+++ Material for this task

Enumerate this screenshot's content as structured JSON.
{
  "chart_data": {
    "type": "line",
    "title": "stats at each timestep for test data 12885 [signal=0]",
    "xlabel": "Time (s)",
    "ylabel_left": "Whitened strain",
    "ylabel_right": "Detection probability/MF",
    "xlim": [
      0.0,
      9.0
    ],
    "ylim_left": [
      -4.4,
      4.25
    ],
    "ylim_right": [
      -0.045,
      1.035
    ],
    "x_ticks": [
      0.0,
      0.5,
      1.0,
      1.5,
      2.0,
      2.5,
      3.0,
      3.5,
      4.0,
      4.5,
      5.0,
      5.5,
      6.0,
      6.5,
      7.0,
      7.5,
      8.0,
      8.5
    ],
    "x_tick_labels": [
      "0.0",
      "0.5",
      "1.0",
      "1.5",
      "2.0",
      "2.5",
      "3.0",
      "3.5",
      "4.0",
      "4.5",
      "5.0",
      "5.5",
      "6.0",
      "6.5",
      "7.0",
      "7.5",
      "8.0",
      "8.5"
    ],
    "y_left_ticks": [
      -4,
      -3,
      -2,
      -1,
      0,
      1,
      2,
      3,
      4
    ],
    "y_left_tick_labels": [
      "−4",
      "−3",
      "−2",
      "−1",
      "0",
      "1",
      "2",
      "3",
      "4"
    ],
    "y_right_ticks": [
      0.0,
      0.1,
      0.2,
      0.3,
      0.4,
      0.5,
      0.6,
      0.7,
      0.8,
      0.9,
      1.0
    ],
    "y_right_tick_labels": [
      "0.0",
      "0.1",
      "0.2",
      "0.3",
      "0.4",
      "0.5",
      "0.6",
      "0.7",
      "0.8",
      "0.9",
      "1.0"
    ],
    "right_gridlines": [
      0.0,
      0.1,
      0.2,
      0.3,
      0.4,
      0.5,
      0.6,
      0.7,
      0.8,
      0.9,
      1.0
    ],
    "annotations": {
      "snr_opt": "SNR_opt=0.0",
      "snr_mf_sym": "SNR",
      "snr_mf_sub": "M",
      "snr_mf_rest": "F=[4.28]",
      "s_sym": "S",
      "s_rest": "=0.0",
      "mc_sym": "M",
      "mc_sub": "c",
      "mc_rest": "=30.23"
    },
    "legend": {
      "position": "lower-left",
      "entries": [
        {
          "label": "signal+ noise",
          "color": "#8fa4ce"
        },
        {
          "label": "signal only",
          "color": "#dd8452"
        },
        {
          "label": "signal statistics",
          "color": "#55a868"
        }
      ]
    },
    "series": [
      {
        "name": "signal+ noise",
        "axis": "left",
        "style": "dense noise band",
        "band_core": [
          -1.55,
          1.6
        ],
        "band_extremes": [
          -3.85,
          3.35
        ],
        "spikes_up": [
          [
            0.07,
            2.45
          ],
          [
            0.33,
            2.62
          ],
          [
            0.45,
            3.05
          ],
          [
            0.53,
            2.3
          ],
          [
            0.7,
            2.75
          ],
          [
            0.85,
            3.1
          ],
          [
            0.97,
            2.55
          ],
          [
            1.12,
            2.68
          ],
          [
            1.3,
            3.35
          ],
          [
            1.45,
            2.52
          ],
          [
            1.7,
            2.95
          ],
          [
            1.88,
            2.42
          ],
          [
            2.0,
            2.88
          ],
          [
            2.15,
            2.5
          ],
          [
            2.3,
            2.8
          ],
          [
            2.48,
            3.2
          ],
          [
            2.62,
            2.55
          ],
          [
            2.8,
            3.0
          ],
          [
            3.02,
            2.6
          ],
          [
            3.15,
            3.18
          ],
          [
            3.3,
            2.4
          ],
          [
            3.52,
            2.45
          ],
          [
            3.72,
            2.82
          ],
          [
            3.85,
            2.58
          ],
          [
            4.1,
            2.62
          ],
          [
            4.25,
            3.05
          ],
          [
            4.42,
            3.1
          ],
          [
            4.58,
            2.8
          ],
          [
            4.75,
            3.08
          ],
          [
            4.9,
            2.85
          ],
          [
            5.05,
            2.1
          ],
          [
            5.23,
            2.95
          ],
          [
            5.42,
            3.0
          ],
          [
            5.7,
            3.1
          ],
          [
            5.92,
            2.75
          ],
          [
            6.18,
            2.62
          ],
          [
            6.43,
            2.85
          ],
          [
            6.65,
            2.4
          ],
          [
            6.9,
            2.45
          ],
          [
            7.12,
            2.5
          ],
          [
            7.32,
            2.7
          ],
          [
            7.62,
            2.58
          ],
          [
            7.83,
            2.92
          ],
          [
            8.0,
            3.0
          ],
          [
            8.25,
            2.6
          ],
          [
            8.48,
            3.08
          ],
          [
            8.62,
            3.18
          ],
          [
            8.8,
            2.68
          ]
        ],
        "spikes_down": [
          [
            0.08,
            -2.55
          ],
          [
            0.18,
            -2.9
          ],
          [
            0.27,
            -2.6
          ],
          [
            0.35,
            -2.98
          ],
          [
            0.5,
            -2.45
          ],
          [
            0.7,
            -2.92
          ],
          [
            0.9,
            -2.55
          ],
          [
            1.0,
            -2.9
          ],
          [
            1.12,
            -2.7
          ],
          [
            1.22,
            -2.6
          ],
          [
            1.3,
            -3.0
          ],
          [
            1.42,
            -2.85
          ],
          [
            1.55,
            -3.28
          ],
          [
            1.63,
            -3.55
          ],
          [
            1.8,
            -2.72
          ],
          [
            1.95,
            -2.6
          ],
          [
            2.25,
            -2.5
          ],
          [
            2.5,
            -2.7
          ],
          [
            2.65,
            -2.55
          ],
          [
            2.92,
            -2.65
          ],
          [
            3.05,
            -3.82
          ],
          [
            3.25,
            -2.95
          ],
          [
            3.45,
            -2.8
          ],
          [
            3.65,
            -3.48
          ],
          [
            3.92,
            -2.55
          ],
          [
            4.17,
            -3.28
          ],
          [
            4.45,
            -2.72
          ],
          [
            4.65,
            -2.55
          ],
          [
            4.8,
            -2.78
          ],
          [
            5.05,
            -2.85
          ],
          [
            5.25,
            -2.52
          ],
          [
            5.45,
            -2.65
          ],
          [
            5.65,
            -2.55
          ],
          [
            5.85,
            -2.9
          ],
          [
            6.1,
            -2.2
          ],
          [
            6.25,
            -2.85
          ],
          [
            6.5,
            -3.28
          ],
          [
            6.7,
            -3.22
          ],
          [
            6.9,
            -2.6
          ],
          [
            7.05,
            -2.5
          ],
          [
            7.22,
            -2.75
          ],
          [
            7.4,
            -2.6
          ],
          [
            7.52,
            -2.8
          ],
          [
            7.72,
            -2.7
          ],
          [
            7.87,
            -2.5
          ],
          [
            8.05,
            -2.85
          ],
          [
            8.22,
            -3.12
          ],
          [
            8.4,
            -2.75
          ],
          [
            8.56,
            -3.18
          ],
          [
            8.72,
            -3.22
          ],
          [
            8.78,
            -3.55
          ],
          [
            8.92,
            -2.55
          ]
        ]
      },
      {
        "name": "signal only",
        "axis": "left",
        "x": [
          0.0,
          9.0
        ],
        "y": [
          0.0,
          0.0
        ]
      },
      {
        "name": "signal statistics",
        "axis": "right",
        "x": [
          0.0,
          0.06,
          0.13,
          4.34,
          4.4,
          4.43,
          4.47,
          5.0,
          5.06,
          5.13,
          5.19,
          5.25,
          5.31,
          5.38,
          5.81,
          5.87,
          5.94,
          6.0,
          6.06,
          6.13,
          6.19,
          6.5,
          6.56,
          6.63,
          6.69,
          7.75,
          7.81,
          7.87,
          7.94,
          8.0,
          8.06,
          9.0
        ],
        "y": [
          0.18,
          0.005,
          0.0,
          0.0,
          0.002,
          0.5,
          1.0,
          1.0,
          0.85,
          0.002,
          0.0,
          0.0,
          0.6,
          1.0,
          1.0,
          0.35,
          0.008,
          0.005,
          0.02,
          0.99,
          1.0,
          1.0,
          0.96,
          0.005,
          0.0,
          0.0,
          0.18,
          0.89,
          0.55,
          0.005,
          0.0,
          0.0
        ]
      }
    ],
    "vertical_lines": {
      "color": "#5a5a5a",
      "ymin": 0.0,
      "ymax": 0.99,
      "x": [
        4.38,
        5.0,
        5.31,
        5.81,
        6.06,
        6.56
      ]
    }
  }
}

++++++

Task directions: Show the lines that mention the word "statistics".

Result of this exercise:
          "label": "signal statistics",
        "name": "signal statistics",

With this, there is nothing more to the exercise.